_EXERCISE_:
Take every line from the listing below that contains "根据画线词后".

_DATA LISTING_:
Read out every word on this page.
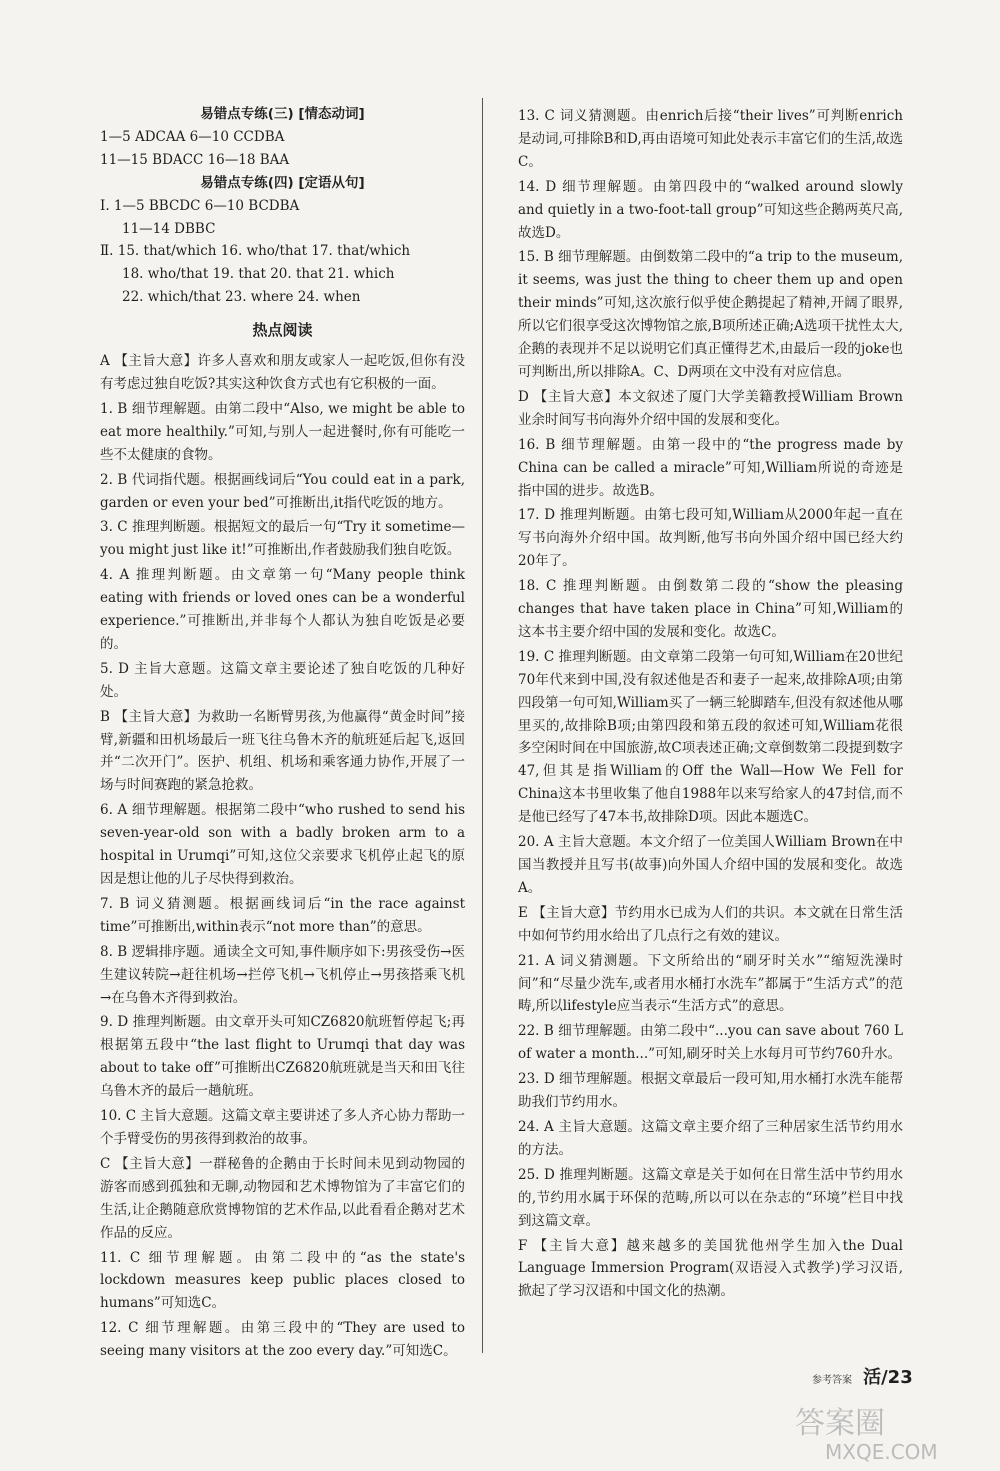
易错点专练(三) [情态动词]

1—5 ADCAA 6—10 CCDBA

11—15 BDACC 16—18 BAA

易错点专练(四) [定语从句]

Ⅰ. 1—5 BBCDC 6—10 BCDBA

11—14 DBBC

Ⅱ. 15. that/which 16. who/that 17. that/which

18. who/that 19. that 20. that 21. which

22. which/that 23. where 24. when

热点阅读

A 【主旨大意】许多人喜欢和朋友或家人一起吃饭,但你有没有考虑过独自吃饭?其实这种饮食方式也有它积极的一面。

1. B 细节理解题。由第二段中“Also, we might be able to eat more healthily.”可知,与别人一起进餐时,你有可能吃一些不太健康的食物。

2. B 代词指代题。根据画线词后“You could eat in a park, garden or even your bed”可推断出,it指代吃饭的地方。

3. C 推理判断题。根据短文的最后一句“Try it sometime—you might just like it!”可推断出,作者鼓励我们独自吃饭。

4. A 推理判断题。由文章第一句“Many people think eating with friends or loved ones can be a wonderful experience.”可推断出,并非每个人都认为独自吃饭是必要的。

5. D 主旨大意题。这篇文章主要论述了独自吃饭的几种好处。

B 【主旨大意】为救助一名断臂男孩,为他赢得“黄金时间”接臂,新疆和田机场最后一班飞往乌鲁木齐的航班延后起飞,返回并“二次开门”。医护、机组、机场和乘客通力协作,开展了一场与时间赛跑的紧急抢救。

6. A 细节理解题。根据第二段中“who rushed to send his seven-year-old son with a badly broken arm to a hospital in Urumqi”可知,这位父亲要求飞机停止起飞的原因是想让他的儿子尽快得到救治。

7. B 词义猜测题。根据画线词后“in the race against time”可推断出,within表示“not more than”的意思。

8. B 逻辑排序题。通读全文可知,事件顺序如下:男孩受伤→医生建议转院→赶往机场→拦停飞机→飞机停止→男孩搭乘飞机→在乌鲁木齐得到救治。

9. D 推理判断题。由文章开头可知CZ6820航班暂停起飞;再根据第五段中“the last flight to Urumqi that day was about to take off”可推断出CZ6820航班就是当天和田飞往乌鲁木齐的最后一趟航班。

10. C 主旨大意题。这篇文章主要讲述了多人齐心协力帮助一个手臂受伤的男孩得到救治的故事。

C 【主旨大意】一群秘鲁的企鹅由于长时间未见到动物园的游客而感到孤独和无聊,动物园和艺术博物馆为了丰富它们的生活,让企鹅随意欣赏博物馆的艺术作品,以此看看企鹅对艺术作品的反应。

11. C 细节理解题。由第二段中的“as the state's lockdown measures keep public places closed to humans”可知选C。

12. C 细节理解题。由第三段中的“They are used to seeing many visitors at the zoo every day.”可知选C。

13. C 词义猜测题。由enrich后接“their lives”可判断enrich是动词,可排除B和D,再由语境可知此处表示丰富它们的生活,故选C。

14. D 细节理解题。由第四段中的“walked around slowly and quietly in a two-foot-tall group”可知这些企鹅两英尺高,故选D。

15. B 细节理解题。由倒数第二段中的“a trip to the museum, it seems, was just the thing to cheer them up and open their minds”可知,这次旅行似乎使企鹅提起了精神,开阔了眼界,所以它们很享受这次博物馆之旅,B项所述正确;A选项干扰性太大,企鹅的表现并不足以说明它们真正懂得艺术,由最后一段的joke也可判断出,所以排除A。C、D两项在文中没有对应信息。

D 【主旨大意】本文叙述了厦门大学美籍教授William Brown业余时间写书向海外介绍中国的发展和变化。

16. B 细节理解题。由第一段中的“the progress made by China can be called a miracle”可知,William所说的奇迹是指中国的进步。故选B。

17. D 推理判断题。由第七段可知,William从2000年起一直在写书向海外介绍中国。故判断,他写书向外国介绍中国已经大约20年了。

18. C 推理判断题。由倒数第二段的“show the pleasing changes that have taken place in China”可知,William的这本书主要介绍中国的发展和变化。故选C。

19. C 推理判断题。由文章第二段第一句可知,William在20世纪70年代来到中国,没有叙述他是否和妻子一起来,故排除A项;由第四段第一句可知,William买了一辆三轮脚踏车,但没有叙述他从哪里买的,故排除B项;由第四段和第五段的叙述可知,William花很多空闲时间在中国旅游,故C项表述正确;文章倒数第二段提到数字47,但其是指William的Off the Wall—How We Fell for China这本书里收集了他自1988年以来写给家人的47封信,而不是他已经写了47本书,故排除D项。因此本题选C。

20. A 主旨大意题。本文介绍了一位美国人William Brown在中国当教授并且写书(故事)向外国人介绍中国的发展和变化。故选A。

E 【主旨大意】节约用水已成为人们的共识。本文就在日常生活中如何节约用水给出了几点行之有效的建议。

21. A 词义猜测题。下文所给出的“刷牙时关水”“缩短洗澡时间”和“尽量少洗车,或者用水桶打水洗车”都属于“生活方式”的范畴,所以lifestyle应当表示“生活方式”的意思。

22. B 细节理解题。由第二段中“...you can save about 760 L of water a month...”可知,刷牙时关上水每月可节约760升水。

23. D 细节理解题。根据文章最后一段可知,用水桶打水洗车能帮助我们节约用水。

24. A 主旨大意题。这篇文章主要介绍了三种居家生活节约用水的方法。

25. D 推理判断题。这篇文章是关于如何在日常生活中节约用水的,节约用水属于环保的范畴,所以可以在杂志的“环境”栏目中找到这篇文章。

F 【主旨大意】越来越多的美国犹他州学生加入the Dual Language Immersion Program(双语浸入式教学)学习汉语,掀起了学习汉语和中国文化的热潮。

参考答案 活/23
答案圈
MXQE.COM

_EXERCISE ANSWER_:
2. B 代词指代题。根据画线词后“You could eat in a park, garden or even your bed”可推断出,it指代吃饭的地方。
7. B 词义猜测题。根据画线词后“in the race against time”可推断出,within表示“not more than”的意思。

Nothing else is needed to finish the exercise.